- _CONSIGNE A_: Dans le texte sur la diffusion en direct des conseils municipaux, depuis quand le conseil de Levallois-Perret est-il diffusé sur Facebook ?
- _CONSIGNE B_: Réécris le passage du texte sur la diffusion en direct des conseils municipaux allant de « Elles s'y sont » jusqu'à « dernier, est externalisée. » inclus, en remplaçant « Facebook » par « YouTube ».
- _CONSIGNE C_: Donne la suite du texte sur la diffusion en direct des conseils municipaux, à partir du point où il s'arrête.


    Elles s'y sont mises ces derniers mois. À Levallois-Perret, le conseil est retransmis en direct sur la page Facebook de la ville depuis le 3 juillet, date du premier conseil de la mandature. « Ce dispositif à vocation à perdurer », explique Agnès Pottier-Dumas, maire (LR) de la ville. Son prédécesseur, Patrick Balkany, n'a jamais fait le choix de la retransmission mais ses éclats de voix ont été régulièrement filmés par les caméras de télévision. Si les séances sont nettement moins explosives, elles attirent jusqu'à 8200 connexions et 250 personnes en moyenne devant leurs écrans au même moment. Et comme tout est fait en interne, la ville estime que le coût de ces retransmissions « n'a pas d'impact ». Seule la traduction des débats en langue des signes, mise en place le 14 décembre dernier, est externalisée.

    « C'est dans l'air du temps »

    Courbevoie transmet le conseil en direct depuis février. « C'est une nécessité compte tenu du contexte sanitaire », estime Jacques Kossowki (LR), le maire de la ville, qui a fait appel à un prestataire pour la captation des débats, pour une facture de près de 3 000 €. « C'est un coût au regard des 80 personnes qui nous regardent mais c'est dans l'air du temps », ajoute l'édile qui cesserait la retransmission « si les débats deviennent trop exubérants en raison de la présence des caméras ».

    Enfin Neuilly se plie à l'exercice depuis le couvre-feu. « Nous n'avons pas encore fait de bilan, mais le nombre de connexions se compte en quelques dizaines » indique le maire (DVD) Jean-Christophe Fromantin, qui ne semble pas convaincu. « Nous avons davantage du public en présentiel et c'est ce qu'il faut privilégier, évidemment quand cela sera de nouveau possible. »

    Boulogne-Billancourt et Issy-les-Moulineaux s'y opposent. Les deux villes voisines ont expérimenté la retransmission lors de mandatures précédentes mais le résultat n'a pas été jugé concluant. « Très peu de gens suivaient les séances en direct », se souvient Pierre-Christophe Baguet, maire (LR) de Boulogne-Billancourt. Quand la question s'est reposée avec la crise sanitaire, l'édile a tranché en sa défaveur. « Là nous avons un problème de comportement dans cette mandature. J'ai une opposition qui, dès le premier conseil municipal, fait un peu ce qu'elle veut, des gens se lèvent pour filmer leurs camarades... Le conseil municipal ne doit pas se transformer en spectacle, il vaut mieux se concentrer sur le fond des délibérations », estime l'élu qui prend pour exemple « l'incident » avec Pauline Rapilly-Ferniot.

- _DONNÉES FOURNIES_:
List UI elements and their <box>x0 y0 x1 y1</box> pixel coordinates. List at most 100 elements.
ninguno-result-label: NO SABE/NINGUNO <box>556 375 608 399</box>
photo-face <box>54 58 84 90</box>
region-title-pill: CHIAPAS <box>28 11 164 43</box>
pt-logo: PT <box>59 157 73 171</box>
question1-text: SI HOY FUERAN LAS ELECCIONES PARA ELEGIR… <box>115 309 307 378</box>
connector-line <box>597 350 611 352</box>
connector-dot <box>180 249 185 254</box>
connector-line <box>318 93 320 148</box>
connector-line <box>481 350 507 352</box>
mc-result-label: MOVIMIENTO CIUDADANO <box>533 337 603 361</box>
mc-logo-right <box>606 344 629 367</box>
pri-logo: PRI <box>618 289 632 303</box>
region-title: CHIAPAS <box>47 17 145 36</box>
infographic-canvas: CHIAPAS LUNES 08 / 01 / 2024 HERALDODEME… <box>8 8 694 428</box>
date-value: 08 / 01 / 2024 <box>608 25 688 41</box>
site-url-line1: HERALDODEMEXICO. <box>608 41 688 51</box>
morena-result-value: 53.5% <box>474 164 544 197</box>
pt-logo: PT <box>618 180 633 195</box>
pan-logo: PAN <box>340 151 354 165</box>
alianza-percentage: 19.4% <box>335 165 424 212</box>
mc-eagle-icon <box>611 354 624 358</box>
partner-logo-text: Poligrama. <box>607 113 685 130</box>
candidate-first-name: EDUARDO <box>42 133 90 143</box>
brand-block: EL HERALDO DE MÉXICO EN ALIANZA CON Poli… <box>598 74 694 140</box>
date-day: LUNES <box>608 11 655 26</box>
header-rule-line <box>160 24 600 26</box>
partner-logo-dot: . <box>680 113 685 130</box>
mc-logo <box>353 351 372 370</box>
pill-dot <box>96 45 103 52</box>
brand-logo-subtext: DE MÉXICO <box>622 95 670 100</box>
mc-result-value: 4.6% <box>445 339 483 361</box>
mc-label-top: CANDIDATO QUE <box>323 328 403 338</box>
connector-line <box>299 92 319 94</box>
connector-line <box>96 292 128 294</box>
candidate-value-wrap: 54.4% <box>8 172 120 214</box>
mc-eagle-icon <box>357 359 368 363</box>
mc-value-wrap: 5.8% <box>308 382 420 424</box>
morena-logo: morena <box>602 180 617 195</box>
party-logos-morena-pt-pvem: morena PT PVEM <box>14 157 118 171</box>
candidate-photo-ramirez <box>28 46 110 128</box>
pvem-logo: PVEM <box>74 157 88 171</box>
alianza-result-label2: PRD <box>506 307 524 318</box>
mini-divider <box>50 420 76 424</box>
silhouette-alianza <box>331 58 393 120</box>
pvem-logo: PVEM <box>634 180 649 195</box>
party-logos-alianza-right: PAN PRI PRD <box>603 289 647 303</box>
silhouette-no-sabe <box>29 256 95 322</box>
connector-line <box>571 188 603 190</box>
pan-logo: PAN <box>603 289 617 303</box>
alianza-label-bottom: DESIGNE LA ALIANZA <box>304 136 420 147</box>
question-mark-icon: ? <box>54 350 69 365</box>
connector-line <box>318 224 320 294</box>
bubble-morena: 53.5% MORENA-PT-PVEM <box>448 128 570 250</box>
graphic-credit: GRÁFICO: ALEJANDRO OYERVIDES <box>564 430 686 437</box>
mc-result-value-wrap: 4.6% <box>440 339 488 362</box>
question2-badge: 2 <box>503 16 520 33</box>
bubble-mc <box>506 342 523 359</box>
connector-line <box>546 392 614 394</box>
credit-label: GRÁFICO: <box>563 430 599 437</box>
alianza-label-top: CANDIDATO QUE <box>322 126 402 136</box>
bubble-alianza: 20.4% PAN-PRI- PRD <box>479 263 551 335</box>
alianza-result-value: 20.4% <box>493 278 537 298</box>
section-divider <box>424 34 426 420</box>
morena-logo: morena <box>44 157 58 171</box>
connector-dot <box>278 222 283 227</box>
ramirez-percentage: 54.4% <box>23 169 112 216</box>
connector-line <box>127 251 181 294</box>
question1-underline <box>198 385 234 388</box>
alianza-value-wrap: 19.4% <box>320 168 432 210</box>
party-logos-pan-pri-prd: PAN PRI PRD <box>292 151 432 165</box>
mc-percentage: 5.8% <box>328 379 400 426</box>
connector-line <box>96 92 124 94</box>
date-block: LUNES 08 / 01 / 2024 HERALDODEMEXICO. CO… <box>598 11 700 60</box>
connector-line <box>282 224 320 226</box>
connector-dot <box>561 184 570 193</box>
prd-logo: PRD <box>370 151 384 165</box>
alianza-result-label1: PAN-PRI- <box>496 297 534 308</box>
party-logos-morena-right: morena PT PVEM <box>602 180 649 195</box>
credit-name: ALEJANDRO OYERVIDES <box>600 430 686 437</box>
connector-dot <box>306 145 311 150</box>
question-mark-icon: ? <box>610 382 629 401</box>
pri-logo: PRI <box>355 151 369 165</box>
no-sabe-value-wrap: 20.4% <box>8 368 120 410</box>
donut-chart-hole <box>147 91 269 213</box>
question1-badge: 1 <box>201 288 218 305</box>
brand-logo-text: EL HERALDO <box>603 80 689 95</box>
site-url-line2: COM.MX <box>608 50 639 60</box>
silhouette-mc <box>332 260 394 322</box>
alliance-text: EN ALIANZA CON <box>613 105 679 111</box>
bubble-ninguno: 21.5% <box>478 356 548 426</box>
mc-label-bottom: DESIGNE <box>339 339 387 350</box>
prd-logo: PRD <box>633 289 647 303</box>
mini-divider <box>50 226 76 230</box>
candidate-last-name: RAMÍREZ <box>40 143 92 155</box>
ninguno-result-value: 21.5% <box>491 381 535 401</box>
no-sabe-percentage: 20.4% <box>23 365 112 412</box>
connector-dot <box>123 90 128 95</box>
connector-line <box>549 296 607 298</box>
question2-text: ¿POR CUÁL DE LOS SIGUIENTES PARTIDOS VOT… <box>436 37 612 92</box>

- _RÉSULTAT A_: Depuis le 3 juillet, date du premier conseil de la mandature.

- _RÉSULTAT B_:
Elles s'y sont mises ces derniers mois. À Levallois-Perret, le conseil est retransmis en direct sur la page YouTube de la ville depuis le 3 juillet, date du premier conseil de la mandature. « Ce dispositif à vocation à perdurer », explique Agnès Pottier-Dumas, maire (LR) de la ville. Son prédécesseur, Patrick Balkany, n'a jamais fait le choix de la retransmission mais ses éclats de voix ont été régulièrement filmés par les caméras de télévision. Si les séances sont nettement moins explosives, elles attirent jusqu'à 8200 connexions et 250 personnes en moyenne devant leurs écrans au même moment. Et comme tout est fait en interne, la ville estime que le coût de ces retransmissions « n'a pas d'impact ». Seule la traduction des débats en langue des signes, mise en place le 14 décembre dernier, est externalisée.

- _RÉSULTAT C_:
    Au lendemain de la séance du 11 février dernier, l'élue avait diffusé sur les réseaux sociaux une vidéo d'elle dans la salle du conseil alors qu'elle dénonçait des remarques sexistes dont elle se disait victime de la part d'élus de la majorité. Le maire lui avait coupé le micro. La séquence filmée par un autre élu était devenue virale. Pour le maire, tout cela était « télécommandé ». Pour la conseillère municipale, la vidéo était un moyen de montrer « réellement ce qu'il se passe », à défaut d'une diffusion, à laquelle les élus socialistes et écologistes sont favorables.

    Délibérations téléchargeables à Issy

    De l'autre côté de la Seine, à Issy-les-Moulineaux, André Santini est également contre. Lui aussi avait expérimenté la retransmission lors d'un mandat précédent mais l'avait abandonnée face à une trop faible audience. La crise sanitaire ne change pas la position de la ville, pourtant ultra-connectée. « Le déroulement des débats est plus facilement compréhensible en présentiel », explique Philippe Knusmann, adjoint au maire.

    En attendant le retour du public, ce dernier renvoie les citoyens à la lecture des compte-rendus des délibérations téléchargeables sur le site de la ville. « Ce n'est pas satisfaisant, mais nous préférons éviter que les positions des uns et des autres soient mal comprises ou ne relèvent pas de la réalité de l'intégralité des débats ».